Begin RECORDS SUPPLIED
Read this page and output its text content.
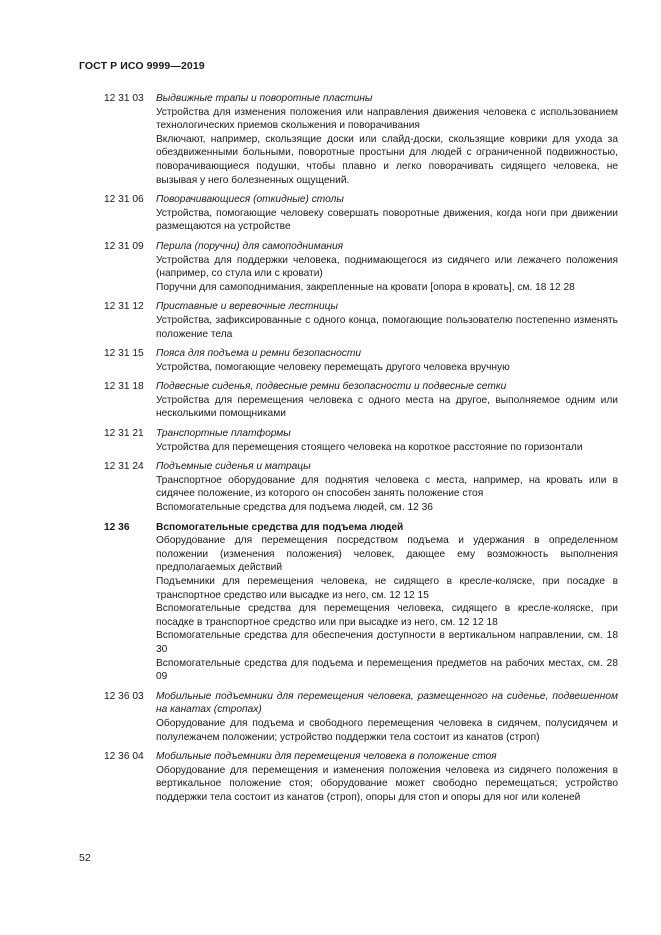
ГОСТ Р ИСО 9999—2019
12 31 03	Выдвижные трапы и поворотные пластины
Устройства для изменения положения или направления движения человека с использованием технологических приемов скольжения и поворачивания
Включают, например, скользящие доски или слайд-доски, скользящие коврики для ухода за обездвиженными больными, поворотные простыни для людей с ограниченной подвижностью, поворачивающиеся подушки, чтобы плавно и легко поворачивать сидящего человека, не вызывая у него болезненных ощущений.
12 31 06	Поворачивающиеся (откидные) столы
Устройства, помогающие человеку совершать поворотные движения, когда ноги при движении размещаются на устройстве
12 31 09	Перила (поручни) для самоподнимания
Устройства для поддержки человека, поднимающегося из сидячего или лежачего положения (например, со стула или с кровати)
Поручни для самоподнимания, закрепленные на кровати [опора в кровать], см. 18 12 28
12 31 12	Приставные и веревочные лестницы
Устройства, зафиксированные с одного конца, помогающие пользователю постепенно изменять положение тела
12 31 15	Пояса для подъема и ремни безопасности
Устройства, помогающие человеку перемещать другого человека вручную
12 31 18	Подвесные сиденья, подвесные ремни безопасности и подвесные сетки
Устройства для перемещения человека с одного места на другое, выполняемое одним или несколькими помощниками
12 31 21	Транспортные платформы
Устройства для перемещения стоящего человека на короткое расстояние по горизонтали
12 31 24	Подъемные сиденья и матрацы
Транспортное оборудование для поднятия человека с места, например, на кровать или в сидячее положение, из которого он способен занять положение стоя
Вспомогательные средства для подъема людей, см. 12 36
12 36	Вспомогательные средства для подъема людей
Оборудование для перемещения посредством подъема и удержания в определенном положении (изменения положения) человек, дающее ему возможность выполнения предполагаемых действий
Подъемники для перемещения человека, не сидящего в кресле-коляске, при посадке в транспортное средство или высадке из него, см. 12 12 15
Вспомогательные средства для перемещения человека, сидящего в кресле-коляске, при посадке в транспортное средство или при высадке из него, см. 12 12 18
Вспомогательные средства для обеспечения доступности в вертикальном направлении, см. 18 30
Вспомогательные средства для подъема и перемещения предметов на рабочих местах, см. 28 09
12 36 03	Мобильные подъемники для перемещения человека, размещенного на сиденье, подвешенном на канатах (стропах)
Оборудование для подъема и свободного перемещения человека в сидячем, полусидячем и полулежачем положении; устройство поддержки тела состоит из канатов (строп)
12 36 04	Мобильные подъемники для перемещения человека в положение стоя
Оборудование для перемещения и изменения положения человека из сидячего положения в вертикальное положение стоя; оборудование может свободно перемещаться; устройство поддержки тела состоит из канатов (строп), опоры для стоп и опоры для ног или коленей
52
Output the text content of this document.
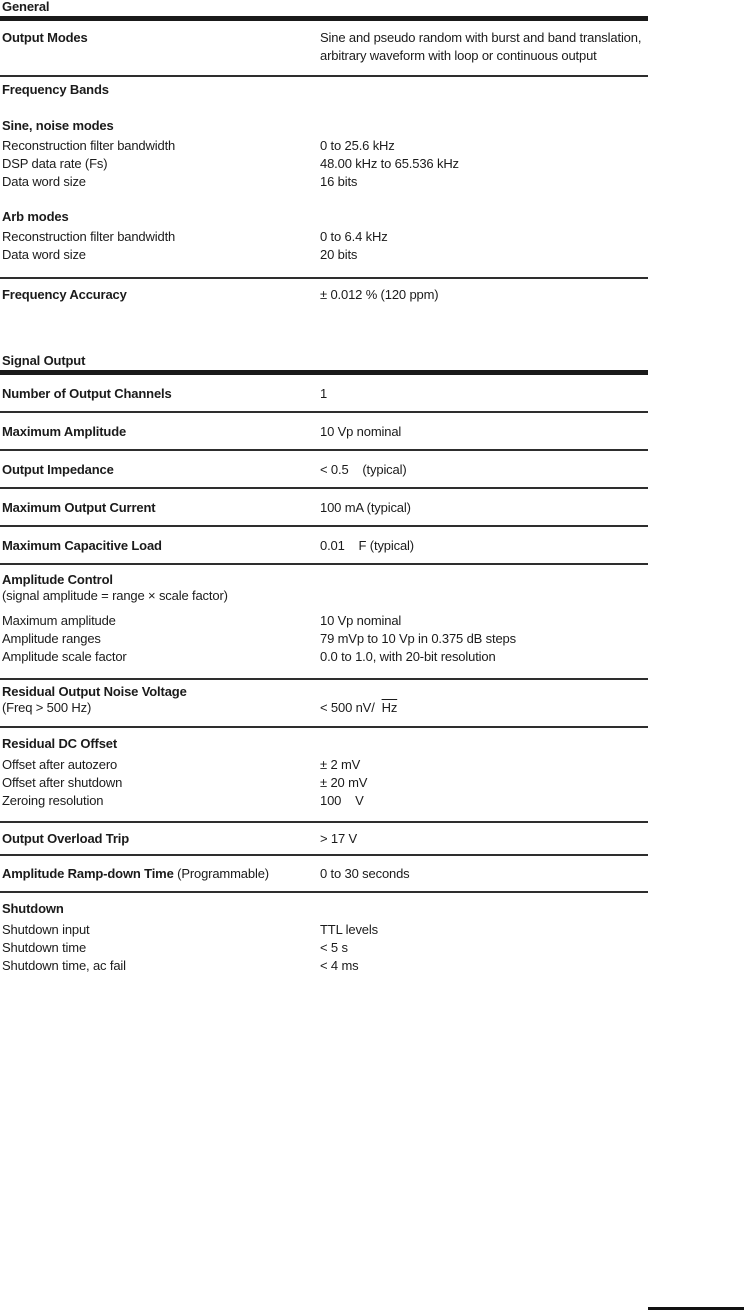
General
Output Modes	Sine and pseudo random with burst and band translation, arbitrary waveform with loop or continuous output
Frequency Bands
Sine, noise modes
Reconstruction filter bandwidth	0 to 25.6 kHz
DSP data rate (Fs)	48.00 kHz to 65.536 kHz
Data word size	16 bits
Arb modes
Reconstruction filter bandwidth	0 to 6.4 kHz
Data word size	20 bits
Frequency Accuracy	± 0.012 % (120 ppm)
Signal Output
Number of Output Channels	1
Maximum Amplitude	10 Vp nominal
Output Impedance	< 0.5    (typical)
Maximum Output Current	100 mA (typical)
Maximum Capacitive Load	0.01    F (typical)
Amplitude Control
(signal amplitude = range × scale factor)
Maximum amplitude	10 Vp nominal
Amplitude ranges	79 mVp to 10 Vp in 0.375 dB steps
Amplitude scale factor	0.0 to 1.0, with 20-bit resolution
Residual Output Noise Voltage
(Freq > 500 Hz)	< 500 nV/  $\overline{Hz}$
Residual DC Offset
Offset after autozero	± 2 mV
Offset after shutdown	± 20 mV
Zeroing resolution	100    V
Output Overload Trip	> 17 V
Amplitude Ramp-down Time (Programmable)	0 to 30 seconds
Shutdown
Shutdown input	TTL levels
Shutdown time	< 5 s
Shutdown time, ac fail	< 4 ms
End RECORDS SUPPLIED
> **PROBLEM DESCRIPTION**
Extract all lines from the material above that include the word "помогающие".

> **OUTPUT OF THE TASK**
Устройства, помогающие человеку совершать поворотные движения, когда ноги при движении размещаются на устройстве
Устройства, зафиксированные с одного конца, помогающие пользователю постепенно изменять положение тела
Устройства, помогающие человеку перемещать другого человека вручную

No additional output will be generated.